(Excerpts from a figure dataset)

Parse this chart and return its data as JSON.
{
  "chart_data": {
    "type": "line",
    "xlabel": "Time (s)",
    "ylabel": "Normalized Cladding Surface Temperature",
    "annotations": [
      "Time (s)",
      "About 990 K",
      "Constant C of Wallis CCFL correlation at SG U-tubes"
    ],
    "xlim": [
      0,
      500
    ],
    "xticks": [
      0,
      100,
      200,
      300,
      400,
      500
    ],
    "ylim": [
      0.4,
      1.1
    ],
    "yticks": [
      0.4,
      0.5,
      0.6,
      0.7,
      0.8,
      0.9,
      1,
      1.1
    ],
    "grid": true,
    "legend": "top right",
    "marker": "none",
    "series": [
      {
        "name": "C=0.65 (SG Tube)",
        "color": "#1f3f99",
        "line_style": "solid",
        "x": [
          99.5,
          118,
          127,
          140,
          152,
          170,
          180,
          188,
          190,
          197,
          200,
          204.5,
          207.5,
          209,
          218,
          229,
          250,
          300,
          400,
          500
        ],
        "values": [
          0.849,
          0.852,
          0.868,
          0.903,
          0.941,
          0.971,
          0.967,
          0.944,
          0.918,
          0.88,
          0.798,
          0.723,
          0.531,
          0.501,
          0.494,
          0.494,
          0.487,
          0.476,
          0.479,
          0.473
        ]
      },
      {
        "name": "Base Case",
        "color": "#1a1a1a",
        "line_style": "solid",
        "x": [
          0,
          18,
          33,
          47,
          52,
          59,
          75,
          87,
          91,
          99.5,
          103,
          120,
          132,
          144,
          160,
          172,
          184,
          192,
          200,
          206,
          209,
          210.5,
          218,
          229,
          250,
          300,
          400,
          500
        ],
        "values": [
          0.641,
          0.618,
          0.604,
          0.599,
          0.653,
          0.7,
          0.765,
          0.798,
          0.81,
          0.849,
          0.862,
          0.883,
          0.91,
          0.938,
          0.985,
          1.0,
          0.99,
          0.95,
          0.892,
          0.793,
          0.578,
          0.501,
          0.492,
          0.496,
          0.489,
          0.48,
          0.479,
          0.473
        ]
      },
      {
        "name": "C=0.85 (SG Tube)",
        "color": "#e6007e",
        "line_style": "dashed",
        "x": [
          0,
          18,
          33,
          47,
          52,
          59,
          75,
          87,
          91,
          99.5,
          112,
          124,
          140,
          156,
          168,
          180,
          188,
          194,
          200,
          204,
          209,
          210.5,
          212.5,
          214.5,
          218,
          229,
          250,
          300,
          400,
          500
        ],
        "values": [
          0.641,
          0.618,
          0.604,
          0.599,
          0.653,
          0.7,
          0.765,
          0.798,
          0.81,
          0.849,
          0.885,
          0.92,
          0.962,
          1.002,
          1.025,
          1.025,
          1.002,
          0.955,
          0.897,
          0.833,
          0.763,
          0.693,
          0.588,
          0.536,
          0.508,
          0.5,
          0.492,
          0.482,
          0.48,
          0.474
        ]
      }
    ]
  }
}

# Your objective:
Identify each line holding the string "name", and copy it out.

# Finished answer:
        "name": "C=0.65 (SG Tube)",
        "name": "Base Case",
        "name": "C=0.85 (SG Tube)",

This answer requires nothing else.